Tally the lines in the listing below that contain "founders" and report the tally alone.

[Stored records]
* BEGIN *

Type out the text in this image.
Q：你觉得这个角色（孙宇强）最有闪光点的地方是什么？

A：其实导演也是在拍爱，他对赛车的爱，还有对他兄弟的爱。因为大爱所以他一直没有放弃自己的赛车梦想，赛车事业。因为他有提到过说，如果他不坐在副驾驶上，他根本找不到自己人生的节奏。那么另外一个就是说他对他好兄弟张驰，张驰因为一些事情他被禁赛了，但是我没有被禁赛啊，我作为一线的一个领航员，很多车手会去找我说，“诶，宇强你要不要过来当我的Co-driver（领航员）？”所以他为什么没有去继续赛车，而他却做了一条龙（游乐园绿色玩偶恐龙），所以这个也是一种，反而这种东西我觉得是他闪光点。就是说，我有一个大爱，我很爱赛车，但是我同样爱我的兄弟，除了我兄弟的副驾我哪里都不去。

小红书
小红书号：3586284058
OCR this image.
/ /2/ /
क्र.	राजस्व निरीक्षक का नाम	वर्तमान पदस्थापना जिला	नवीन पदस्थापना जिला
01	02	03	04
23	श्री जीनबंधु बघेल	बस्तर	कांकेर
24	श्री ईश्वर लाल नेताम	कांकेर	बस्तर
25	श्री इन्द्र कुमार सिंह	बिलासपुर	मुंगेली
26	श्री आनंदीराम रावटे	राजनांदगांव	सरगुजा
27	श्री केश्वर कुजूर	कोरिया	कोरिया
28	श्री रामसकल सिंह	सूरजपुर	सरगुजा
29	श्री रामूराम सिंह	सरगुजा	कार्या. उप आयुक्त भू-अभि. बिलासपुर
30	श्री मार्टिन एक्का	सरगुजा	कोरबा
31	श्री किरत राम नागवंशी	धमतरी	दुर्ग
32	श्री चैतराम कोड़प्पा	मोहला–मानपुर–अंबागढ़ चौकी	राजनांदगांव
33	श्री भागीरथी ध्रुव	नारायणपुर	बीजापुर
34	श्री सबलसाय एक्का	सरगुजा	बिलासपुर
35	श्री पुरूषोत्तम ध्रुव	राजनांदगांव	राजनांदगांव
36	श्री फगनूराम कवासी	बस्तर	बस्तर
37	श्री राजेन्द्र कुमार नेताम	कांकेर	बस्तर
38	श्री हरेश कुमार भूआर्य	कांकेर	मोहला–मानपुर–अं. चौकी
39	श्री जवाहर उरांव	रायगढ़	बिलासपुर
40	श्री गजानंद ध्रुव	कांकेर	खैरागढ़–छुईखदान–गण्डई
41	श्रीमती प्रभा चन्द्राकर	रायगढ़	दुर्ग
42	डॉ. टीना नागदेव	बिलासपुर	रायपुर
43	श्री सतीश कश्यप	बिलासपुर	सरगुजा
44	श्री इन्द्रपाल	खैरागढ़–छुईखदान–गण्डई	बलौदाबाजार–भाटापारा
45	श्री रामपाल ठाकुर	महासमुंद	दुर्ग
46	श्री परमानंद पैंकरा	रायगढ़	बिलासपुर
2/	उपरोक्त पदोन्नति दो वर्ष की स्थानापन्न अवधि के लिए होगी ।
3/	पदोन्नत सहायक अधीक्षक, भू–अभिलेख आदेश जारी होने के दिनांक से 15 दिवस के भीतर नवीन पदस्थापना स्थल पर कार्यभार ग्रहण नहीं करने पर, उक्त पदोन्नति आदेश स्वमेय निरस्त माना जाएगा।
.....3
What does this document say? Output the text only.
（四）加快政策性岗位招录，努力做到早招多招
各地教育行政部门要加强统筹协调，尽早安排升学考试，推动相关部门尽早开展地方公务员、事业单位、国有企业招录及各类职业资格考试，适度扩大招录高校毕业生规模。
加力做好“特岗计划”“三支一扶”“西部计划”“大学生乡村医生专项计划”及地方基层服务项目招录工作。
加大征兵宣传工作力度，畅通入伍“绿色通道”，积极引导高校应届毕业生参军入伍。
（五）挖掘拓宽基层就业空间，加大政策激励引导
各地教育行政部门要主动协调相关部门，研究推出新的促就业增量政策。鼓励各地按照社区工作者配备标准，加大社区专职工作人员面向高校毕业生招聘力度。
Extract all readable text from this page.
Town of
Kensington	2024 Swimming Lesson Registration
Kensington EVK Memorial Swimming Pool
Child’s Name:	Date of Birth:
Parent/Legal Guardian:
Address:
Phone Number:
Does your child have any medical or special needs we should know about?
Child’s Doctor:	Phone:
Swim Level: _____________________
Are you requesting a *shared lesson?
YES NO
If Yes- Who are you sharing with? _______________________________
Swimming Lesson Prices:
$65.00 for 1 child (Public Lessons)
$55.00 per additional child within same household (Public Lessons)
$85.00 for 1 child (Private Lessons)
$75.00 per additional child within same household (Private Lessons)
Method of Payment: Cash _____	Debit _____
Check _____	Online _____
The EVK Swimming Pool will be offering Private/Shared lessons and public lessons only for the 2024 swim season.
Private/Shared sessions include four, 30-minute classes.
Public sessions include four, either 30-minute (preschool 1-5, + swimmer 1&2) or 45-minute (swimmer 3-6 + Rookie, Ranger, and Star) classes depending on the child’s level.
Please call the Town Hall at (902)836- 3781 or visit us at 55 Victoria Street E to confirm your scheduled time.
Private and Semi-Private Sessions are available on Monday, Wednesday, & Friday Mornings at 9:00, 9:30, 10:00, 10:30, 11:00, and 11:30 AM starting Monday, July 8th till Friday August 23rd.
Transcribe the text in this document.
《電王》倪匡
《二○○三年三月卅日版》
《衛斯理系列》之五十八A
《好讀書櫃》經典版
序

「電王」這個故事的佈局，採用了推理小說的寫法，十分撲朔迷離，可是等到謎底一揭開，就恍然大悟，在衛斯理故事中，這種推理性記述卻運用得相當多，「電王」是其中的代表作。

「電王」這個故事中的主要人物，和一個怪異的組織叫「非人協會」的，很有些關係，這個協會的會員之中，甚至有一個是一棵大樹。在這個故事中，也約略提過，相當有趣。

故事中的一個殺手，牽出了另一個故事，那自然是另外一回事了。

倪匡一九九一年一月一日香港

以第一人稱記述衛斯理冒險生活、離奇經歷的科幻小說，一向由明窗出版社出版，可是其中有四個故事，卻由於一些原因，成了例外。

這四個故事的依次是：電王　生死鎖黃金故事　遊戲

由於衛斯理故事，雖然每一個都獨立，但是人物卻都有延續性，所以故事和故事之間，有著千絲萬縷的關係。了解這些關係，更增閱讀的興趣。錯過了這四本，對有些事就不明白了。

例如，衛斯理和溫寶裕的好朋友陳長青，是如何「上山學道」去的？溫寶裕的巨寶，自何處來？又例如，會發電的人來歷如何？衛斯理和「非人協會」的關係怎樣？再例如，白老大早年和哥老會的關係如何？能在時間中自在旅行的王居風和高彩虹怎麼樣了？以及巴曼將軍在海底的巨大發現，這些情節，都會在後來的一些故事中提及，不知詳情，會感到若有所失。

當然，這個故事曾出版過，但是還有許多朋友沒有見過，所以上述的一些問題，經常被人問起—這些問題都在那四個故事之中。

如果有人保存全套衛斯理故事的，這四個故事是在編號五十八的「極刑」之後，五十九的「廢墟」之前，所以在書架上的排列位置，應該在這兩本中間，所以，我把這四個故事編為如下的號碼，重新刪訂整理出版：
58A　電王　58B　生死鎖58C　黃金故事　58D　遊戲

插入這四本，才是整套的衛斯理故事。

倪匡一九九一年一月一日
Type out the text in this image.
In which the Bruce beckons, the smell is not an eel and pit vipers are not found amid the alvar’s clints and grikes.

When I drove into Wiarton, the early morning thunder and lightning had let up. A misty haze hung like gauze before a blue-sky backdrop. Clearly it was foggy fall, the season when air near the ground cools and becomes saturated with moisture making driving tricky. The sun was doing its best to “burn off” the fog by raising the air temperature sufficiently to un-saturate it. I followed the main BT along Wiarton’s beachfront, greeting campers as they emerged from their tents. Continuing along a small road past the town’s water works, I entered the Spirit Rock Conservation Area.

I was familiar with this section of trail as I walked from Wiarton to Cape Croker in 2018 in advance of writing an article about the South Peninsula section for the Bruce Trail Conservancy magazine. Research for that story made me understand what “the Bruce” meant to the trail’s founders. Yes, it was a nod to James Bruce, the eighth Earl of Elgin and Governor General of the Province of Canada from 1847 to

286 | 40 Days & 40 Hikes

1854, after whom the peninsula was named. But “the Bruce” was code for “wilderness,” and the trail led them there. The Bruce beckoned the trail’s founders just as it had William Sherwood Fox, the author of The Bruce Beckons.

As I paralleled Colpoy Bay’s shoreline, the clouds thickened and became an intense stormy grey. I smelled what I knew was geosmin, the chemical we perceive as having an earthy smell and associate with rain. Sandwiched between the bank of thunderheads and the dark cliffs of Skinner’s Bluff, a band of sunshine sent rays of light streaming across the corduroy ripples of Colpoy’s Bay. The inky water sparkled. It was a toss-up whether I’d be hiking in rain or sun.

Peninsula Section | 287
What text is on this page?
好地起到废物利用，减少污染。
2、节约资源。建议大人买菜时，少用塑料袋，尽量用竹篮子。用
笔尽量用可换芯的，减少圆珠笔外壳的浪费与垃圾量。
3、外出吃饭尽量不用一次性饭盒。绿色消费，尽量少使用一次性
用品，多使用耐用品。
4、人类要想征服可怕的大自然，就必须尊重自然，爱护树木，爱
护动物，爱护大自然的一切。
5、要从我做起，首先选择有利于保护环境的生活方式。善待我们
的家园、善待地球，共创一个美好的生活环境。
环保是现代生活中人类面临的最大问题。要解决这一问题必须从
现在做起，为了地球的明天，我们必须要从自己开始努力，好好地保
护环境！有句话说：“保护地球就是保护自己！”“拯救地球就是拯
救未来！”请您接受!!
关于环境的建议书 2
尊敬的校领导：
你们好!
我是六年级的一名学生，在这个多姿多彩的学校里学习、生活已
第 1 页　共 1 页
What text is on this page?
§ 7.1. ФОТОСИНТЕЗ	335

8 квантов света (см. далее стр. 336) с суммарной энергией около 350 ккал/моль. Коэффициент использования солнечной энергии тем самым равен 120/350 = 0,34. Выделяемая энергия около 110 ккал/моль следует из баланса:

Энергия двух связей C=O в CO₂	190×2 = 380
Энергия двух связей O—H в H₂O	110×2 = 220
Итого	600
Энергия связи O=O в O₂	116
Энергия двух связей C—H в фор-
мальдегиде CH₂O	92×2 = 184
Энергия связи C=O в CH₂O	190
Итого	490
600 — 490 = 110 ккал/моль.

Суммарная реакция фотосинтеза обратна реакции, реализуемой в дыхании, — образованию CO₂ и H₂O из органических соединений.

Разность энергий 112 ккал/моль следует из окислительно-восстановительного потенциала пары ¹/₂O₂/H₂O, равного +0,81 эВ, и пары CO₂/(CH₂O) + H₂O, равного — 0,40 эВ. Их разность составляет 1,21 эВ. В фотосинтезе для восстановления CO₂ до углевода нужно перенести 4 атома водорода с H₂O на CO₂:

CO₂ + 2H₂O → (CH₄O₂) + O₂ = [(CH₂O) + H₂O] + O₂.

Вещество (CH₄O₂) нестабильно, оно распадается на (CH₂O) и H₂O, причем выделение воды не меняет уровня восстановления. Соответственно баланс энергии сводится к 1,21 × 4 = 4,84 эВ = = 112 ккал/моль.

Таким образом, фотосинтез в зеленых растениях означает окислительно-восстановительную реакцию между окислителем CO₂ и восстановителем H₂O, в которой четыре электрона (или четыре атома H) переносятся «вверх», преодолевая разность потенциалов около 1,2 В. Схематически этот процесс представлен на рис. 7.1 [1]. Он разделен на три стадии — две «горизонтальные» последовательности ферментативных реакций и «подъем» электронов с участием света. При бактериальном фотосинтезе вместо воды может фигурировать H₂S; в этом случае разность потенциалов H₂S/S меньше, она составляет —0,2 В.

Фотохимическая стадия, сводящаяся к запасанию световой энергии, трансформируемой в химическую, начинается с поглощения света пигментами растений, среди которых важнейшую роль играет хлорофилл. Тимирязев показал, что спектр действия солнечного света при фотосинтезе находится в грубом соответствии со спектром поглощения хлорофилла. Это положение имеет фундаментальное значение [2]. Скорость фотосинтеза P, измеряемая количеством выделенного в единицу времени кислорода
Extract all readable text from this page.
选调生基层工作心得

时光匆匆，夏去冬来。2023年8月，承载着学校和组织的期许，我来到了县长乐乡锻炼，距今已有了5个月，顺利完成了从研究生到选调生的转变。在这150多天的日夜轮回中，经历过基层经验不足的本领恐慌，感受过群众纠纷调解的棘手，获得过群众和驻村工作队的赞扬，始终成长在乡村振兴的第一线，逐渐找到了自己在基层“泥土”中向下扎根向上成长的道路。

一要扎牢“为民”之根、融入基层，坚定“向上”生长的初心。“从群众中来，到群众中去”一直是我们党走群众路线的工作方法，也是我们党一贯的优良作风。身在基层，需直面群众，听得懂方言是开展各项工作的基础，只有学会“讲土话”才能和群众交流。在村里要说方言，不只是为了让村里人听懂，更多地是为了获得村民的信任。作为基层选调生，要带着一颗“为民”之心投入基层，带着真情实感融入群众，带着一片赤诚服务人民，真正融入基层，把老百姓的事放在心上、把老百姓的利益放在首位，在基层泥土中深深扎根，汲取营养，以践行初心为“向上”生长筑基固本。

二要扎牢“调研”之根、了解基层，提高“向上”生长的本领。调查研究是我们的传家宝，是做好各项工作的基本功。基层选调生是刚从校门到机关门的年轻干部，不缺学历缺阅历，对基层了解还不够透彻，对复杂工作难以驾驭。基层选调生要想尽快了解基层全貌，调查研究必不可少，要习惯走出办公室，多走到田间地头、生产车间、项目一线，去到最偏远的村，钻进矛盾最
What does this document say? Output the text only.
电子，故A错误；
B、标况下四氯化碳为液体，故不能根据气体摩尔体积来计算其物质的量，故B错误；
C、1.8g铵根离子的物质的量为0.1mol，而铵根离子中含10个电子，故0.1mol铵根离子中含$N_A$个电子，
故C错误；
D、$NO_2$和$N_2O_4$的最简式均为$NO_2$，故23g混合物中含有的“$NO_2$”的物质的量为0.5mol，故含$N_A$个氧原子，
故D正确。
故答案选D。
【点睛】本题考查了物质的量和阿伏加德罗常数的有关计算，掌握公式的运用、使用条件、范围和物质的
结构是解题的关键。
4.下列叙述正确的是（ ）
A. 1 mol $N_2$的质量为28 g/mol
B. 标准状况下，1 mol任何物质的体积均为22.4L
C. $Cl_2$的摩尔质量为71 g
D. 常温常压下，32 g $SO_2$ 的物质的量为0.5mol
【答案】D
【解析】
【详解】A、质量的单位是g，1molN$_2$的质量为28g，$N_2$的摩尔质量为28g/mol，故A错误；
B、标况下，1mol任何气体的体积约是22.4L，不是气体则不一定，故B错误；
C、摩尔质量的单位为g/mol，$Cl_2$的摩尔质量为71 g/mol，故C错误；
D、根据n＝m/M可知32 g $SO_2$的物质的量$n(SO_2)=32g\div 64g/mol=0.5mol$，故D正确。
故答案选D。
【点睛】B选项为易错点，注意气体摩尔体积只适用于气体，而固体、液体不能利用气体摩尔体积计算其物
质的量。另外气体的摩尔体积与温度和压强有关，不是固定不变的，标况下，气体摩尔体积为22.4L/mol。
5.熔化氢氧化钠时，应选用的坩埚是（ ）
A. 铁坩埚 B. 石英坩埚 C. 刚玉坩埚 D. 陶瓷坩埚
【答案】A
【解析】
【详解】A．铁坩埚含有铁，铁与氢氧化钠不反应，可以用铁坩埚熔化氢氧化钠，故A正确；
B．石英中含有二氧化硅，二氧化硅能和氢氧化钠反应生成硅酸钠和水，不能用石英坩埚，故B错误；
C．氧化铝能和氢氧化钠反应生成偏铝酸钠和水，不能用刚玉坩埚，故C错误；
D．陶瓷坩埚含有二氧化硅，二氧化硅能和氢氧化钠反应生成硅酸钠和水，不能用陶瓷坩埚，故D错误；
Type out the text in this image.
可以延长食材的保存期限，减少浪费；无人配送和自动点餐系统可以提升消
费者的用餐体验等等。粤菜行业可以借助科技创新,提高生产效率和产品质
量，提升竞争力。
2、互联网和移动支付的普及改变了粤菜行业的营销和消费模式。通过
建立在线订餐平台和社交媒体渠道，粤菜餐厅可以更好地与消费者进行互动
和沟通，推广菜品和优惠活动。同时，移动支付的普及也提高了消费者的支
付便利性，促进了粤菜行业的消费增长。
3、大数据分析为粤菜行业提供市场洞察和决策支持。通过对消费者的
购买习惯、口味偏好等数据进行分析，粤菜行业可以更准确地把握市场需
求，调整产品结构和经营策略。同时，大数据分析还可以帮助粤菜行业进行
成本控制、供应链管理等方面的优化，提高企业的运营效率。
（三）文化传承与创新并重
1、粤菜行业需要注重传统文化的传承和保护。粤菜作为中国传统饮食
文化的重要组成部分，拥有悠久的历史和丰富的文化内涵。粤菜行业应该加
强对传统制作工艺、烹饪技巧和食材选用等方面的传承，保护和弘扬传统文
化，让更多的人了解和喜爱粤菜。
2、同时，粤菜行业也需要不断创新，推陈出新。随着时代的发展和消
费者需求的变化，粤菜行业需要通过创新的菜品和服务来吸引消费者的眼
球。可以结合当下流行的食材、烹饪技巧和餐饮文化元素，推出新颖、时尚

* END *

Answer to this problem: 2